╔══
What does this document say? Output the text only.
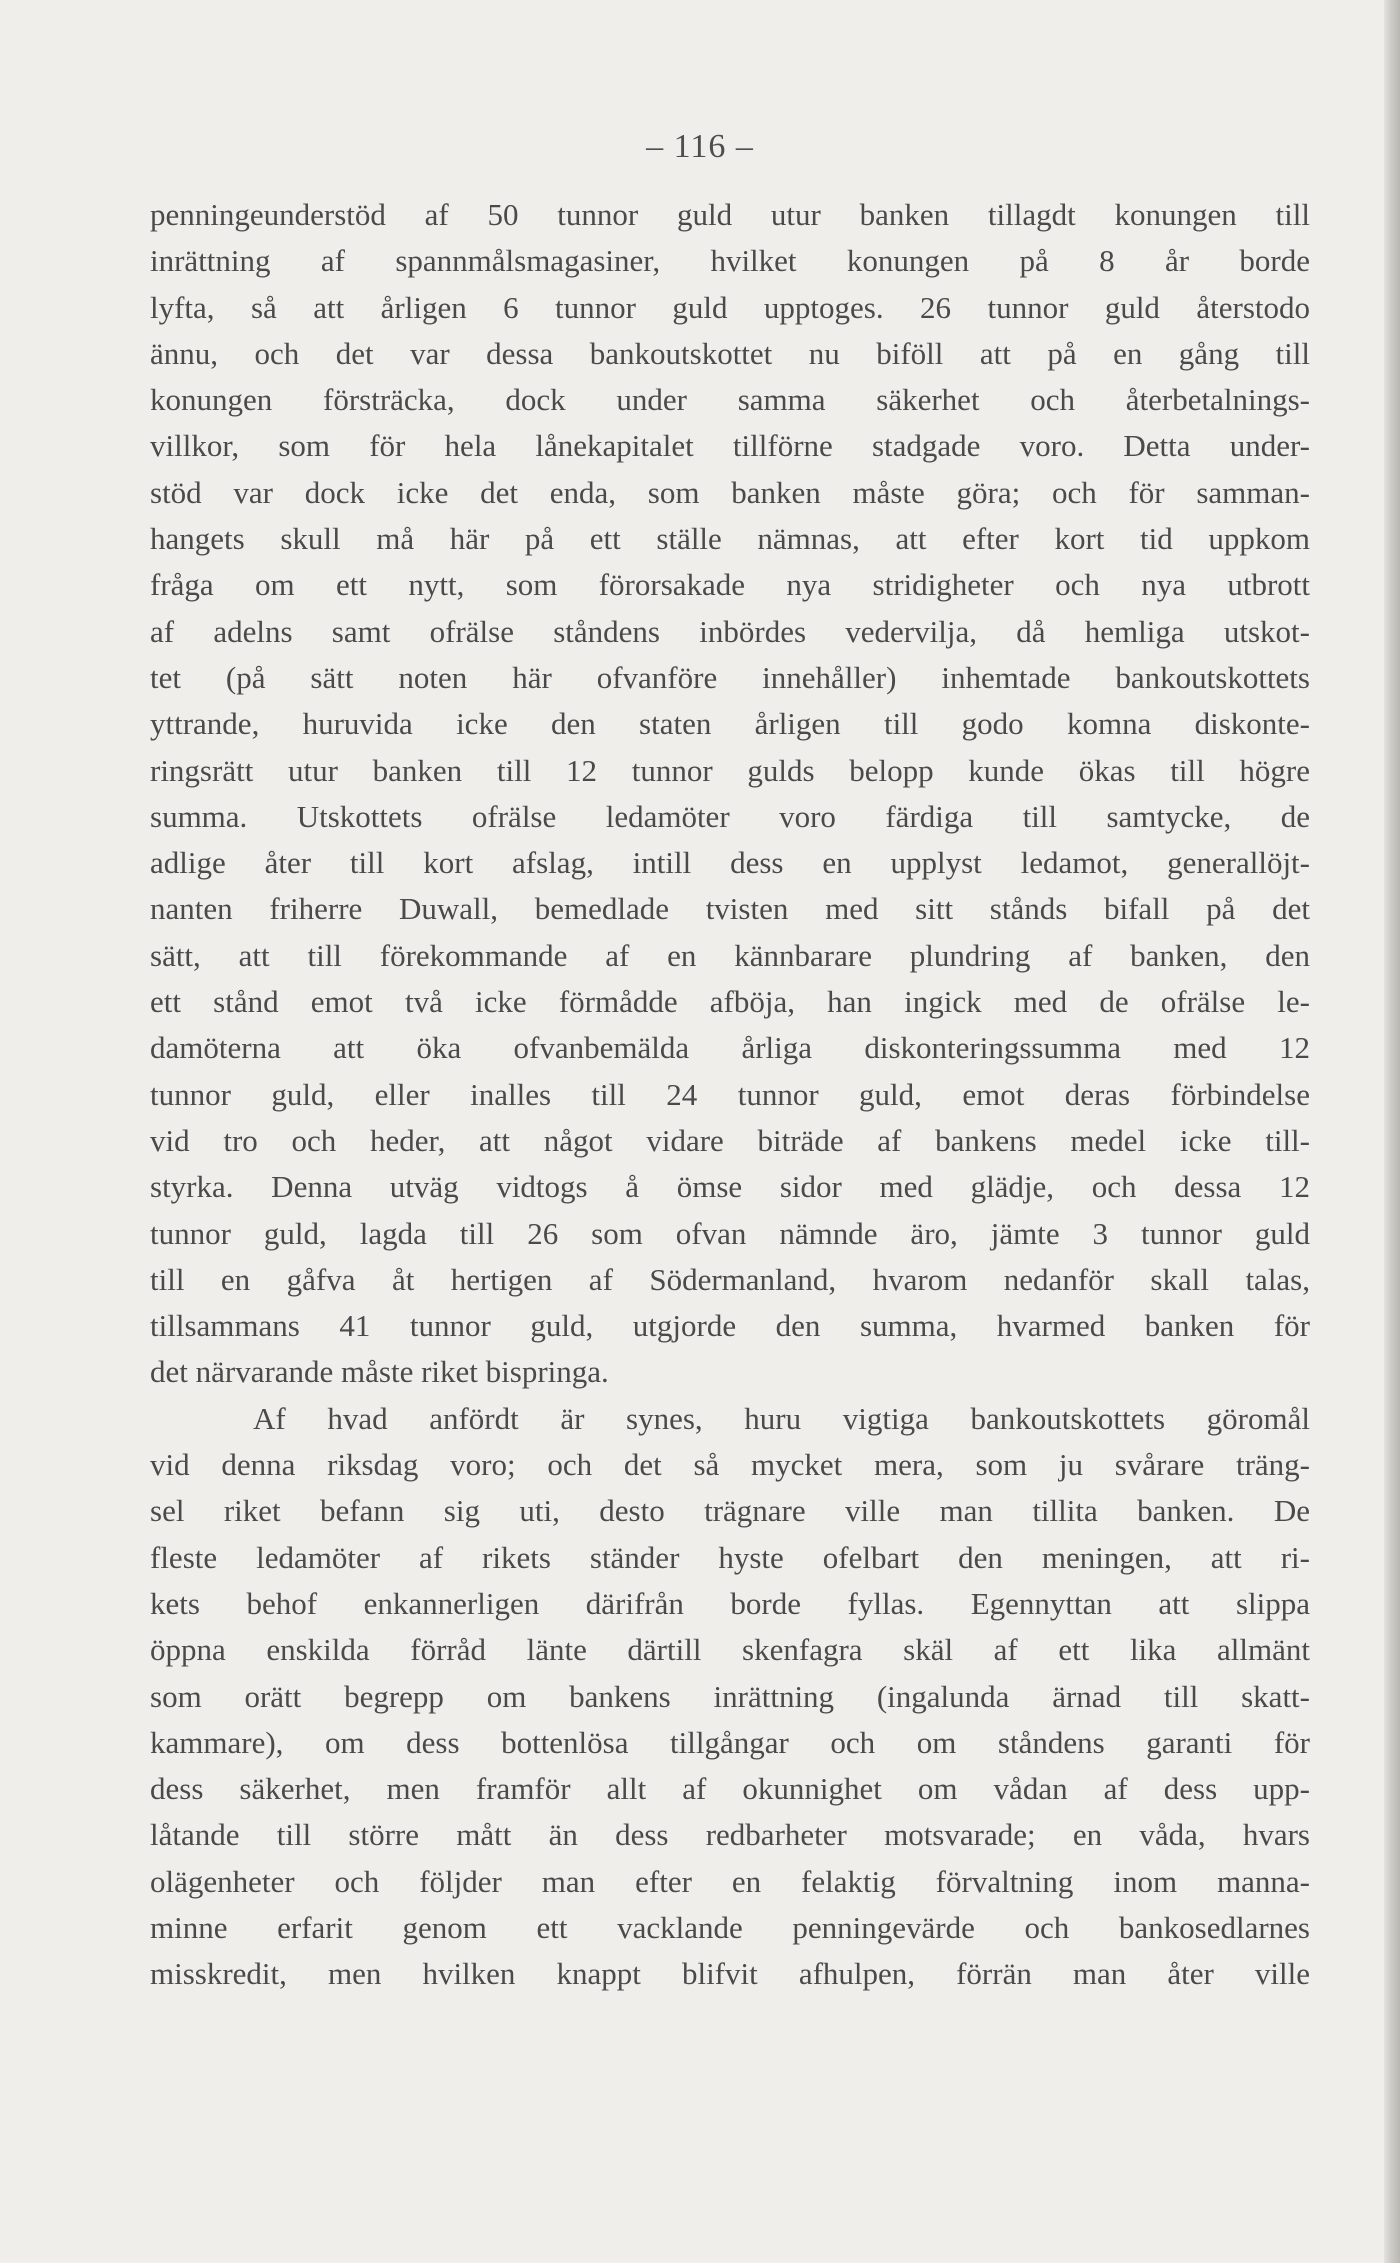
– 116 –
penningeunderstöd af 50 tunnor guld utur banken tillagdt konungen till
inrättning af spannmålsmagasiner, hvilket konungen på 8 år borde
lyfta, så att årligen 6 tunnor guld upptoges. 26 tunnor guld återstodo
ännu, och det var dessa bankoutskottet nu biföll att på en gång till
konungen försträcka, dock under samma säkerhet och återbetalnings-
villkor, som för hela lånekapitalet tillförne stadgade voro. Detta under-
stöd var dock icke det enda, som banken måste göra; och för samman-
hangets skull må här på ett ställe nämnas, att efter kort tid uppkom
fråga om ett nytt, som förorsakade nya stridigheter och nya utbrott
af adelns samt ofrälse ståndens inbördes vedervilja, då hemliga utskot-
tet (på sätt noten här ofvanföre innehåller) inhemtade bankoutskottets
yttrande, huruvida icke den staten årligen till godo komna diskonte-
ringsrätt utur banken till 12 tunnor gulds belopp kunde ökas till högre
summa. Utskottets ofrälse ledamöter voro färdiga till samtycke, de
adlige åter till kort afslag, intill dess en upplyst ledamot, generallöjt-
nanten friherre Duwall, bemedlade tvisten med sitt stånds bifall på det
sätt, att till förekommande af en kännbarare plundring af banken, den
ett stånd emot två icke förmådde afböja, han ingick med de ofrälse le-
damöterna att öka ofvanbemälda årliga diskonteringssumma med 12
tunnor guld, eller inalles till 24 tunnor guld, emot deras förbindelse
vid tro och heder, att något vidare biträde af bankens medel icke till-
styrka. Denna utväg vidtogs å ömse sidor med glädje, och dessa 12
tunnor guld, lagda till 26 som ofvan nämnde äro, jämte 3 tunnor guld
till en gåfva åt hertigen af Södermanland, hvarom nedanför skall talas,
tillsammans 41 tunnor guld, utgjorde den summa, hvarmed banken för
det närvarande måste riket bispringa.
Af hvad anfördt är synes, huru vigtiga bankoutskottets göromål
vid denna riksdag voro; och det så mycket mera, som ju svårare träng-
sel riket befann sig uti, desto trägnare ville man tillita banken. De
fleste ledamöter af rikets ständer hyste ofelbart den meningen, att ri-
kets behof enkannerligen därifrån borde fyllas. Egennyttan att slippa
öppna enskilda förråd länte därtill skenfagra skäl af ett lika allmänt
som orätt begrepp om bankens inrättning (ingalunda ärnad till skatt-
kammare), om dess bottenlösa tillgångar och om ståndens garanti för
dess säkerhet, men framför allt af okunnighet om vådan af dess upp-
låtande till större mått än dess redbarheter motsvarade; en våda, hvars
olägenheter och följder man efter en felaktig förvaltning inom manna-
minne erfarit genom ett vacklande penningevärde och bankosedlarnes
misskredit, men hvilken knappt blifvit afhulpen, förrän man åter ville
╚══
**What you are asked to do:** Every line above that includes the string "måste" needs to be copied.

**Result of the exercise:**
stöd var dock icke det enda, som banken måste göra; och för samman-
det närvarande måste riket bispringa.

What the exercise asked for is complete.